» Task details: All lines in the data bearing the string "text" should be identified and copied.

» Entries:
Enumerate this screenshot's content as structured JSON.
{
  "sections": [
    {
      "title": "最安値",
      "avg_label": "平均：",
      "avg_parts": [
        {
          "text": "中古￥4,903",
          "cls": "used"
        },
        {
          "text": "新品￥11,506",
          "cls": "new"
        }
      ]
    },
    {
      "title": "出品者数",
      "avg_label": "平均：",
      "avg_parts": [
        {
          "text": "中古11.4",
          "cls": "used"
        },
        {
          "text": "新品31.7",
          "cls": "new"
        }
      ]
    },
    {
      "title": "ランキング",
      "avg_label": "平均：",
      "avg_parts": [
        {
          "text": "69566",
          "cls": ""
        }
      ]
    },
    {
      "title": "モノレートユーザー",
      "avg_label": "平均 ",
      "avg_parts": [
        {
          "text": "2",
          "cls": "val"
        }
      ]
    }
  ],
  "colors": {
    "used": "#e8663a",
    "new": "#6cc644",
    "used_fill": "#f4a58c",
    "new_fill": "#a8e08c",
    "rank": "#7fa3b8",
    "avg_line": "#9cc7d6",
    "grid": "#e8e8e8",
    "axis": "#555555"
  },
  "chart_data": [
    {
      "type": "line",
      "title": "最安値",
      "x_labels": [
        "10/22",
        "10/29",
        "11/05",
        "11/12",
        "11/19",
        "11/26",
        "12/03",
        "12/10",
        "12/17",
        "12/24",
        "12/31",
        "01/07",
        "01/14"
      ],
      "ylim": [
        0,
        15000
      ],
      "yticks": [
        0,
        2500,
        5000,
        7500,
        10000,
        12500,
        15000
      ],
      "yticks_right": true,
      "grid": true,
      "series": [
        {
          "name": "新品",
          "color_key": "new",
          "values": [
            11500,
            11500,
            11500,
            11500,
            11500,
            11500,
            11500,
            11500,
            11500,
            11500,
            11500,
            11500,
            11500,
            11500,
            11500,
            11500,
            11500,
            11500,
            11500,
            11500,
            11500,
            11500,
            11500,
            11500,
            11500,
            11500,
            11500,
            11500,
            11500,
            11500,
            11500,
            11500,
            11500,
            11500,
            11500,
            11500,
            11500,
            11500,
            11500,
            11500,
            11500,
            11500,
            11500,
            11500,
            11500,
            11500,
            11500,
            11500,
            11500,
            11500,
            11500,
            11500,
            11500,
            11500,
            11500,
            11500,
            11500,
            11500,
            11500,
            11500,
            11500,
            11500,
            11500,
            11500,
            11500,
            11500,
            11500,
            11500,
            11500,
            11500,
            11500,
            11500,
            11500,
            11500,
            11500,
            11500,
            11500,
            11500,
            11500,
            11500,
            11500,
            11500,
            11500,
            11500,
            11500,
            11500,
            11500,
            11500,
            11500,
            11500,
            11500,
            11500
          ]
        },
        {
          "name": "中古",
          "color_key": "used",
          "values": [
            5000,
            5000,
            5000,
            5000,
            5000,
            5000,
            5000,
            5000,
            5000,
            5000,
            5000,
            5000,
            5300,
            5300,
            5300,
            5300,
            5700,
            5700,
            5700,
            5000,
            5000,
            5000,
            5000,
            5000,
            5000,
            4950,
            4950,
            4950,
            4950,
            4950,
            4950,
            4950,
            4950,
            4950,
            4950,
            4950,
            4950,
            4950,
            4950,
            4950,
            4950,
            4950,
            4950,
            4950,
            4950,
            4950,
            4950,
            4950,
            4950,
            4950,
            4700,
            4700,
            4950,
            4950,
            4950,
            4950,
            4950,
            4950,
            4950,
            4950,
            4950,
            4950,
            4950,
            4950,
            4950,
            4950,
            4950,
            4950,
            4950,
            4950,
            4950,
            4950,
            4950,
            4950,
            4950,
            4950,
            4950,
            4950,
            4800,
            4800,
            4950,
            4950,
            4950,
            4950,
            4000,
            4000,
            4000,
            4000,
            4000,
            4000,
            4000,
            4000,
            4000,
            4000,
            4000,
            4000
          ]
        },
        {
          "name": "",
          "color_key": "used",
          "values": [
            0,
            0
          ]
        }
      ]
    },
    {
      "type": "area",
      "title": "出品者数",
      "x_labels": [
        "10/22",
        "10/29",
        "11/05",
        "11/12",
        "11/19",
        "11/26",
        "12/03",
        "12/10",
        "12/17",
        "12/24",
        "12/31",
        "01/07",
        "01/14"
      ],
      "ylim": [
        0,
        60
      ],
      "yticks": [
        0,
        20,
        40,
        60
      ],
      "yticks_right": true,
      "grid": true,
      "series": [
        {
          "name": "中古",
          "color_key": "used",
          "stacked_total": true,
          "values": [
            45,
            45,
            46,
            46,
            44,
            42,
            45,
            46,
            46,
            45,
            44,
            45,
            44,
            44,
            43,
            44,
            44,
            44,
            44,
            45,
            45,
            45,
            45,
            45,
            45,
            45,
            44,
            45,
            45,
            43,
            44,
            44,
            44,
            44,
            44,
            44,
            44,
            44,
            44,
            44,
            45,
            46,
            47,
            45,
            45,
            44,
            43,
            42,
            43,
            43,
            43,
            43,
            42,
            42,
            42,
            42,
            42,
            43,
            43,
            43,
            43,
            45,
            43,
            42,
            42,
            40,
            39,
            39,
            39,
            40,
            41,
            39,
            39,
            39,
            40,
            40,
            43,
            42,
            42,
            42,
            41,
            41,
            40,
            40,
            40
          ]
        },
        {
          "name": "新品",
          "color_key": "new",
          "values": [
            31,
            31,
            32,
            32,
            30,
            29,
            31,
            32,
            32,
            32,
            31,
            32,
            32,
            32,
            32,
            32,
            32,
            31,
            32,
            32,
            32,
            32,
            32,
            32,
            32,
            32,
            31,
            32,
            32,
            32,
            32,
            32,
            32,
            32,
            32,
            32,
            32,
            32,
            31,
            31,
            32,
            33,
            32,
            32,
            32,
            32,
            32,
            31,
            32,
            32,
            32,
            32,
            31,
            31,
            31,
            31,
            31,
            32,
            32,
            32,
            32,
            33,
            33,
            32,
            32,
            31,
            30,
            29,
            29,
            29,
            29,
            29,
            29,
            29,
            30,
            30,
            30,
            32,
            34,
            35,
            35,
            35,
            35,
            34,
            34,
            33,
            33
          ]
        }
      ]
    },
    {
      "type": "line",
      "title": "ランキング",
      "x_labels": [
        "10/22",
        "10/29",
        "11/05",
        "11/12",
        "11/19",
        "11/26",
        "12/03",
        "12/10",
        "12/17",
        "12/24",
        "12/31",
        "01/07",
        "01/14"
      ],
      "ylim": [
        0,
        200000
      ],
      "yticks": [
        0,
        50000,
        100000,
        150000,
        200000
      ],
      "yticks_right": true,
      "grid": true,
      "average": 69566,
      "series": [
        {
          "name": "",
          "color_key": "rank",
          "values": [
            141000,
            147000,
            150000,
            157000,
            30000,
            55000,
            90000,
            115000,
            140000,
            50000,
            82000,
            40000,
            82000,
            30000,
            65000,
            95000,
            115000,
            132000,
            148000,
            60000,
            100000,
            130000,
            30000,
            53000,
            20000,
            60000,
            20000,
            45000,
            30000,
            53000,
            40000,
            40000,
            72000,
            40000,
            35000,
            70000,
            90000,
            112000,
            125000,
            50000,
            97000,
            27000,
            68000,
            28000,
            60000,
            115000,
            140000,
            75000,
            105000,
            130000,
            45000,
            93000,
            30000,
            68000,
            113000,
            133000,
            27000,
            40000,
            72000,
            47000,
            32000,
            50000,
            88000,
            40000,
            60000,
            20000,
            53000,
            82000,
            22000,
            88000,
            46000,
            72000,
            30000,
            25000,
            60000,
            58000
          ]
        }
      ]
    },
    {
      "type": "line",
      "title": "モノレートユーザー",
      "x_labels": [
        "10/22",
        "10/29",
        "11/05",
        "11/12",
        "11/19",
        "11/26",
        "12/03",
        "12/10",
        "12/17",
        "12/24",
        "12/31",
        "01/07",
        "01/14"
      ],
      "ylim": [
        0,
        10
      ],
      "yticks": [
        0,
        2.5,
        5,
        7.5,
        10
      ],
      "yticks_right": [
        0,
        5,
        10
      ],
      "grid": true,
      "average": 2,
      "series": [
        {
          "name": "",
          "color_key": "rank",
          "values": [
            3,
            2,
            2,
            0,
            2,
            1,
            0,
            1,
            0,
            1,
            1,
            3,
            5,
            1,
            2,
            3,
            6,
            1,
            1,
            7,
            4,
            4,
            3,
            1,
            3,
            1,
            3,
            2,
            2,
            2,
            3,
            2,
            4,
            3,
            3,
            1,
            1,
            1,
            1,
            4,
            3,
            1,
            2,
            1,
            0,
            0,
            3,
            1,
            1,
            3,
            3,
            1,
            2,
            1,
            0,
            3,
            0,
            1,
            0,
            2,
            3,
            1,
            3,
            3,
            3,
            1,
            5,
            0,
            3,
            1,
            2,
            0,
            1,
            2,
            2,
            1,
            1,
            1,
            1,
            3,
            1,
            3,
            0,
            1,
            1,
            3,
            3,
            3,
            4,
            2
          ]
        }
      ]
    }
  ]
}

» Expected output:
          "text": "中古￥4,903",
          "text": "新品￥11,506",
          "text": "中古11.4",
          "text": "新品31.7",
          "text": "69566",
          "text": "2",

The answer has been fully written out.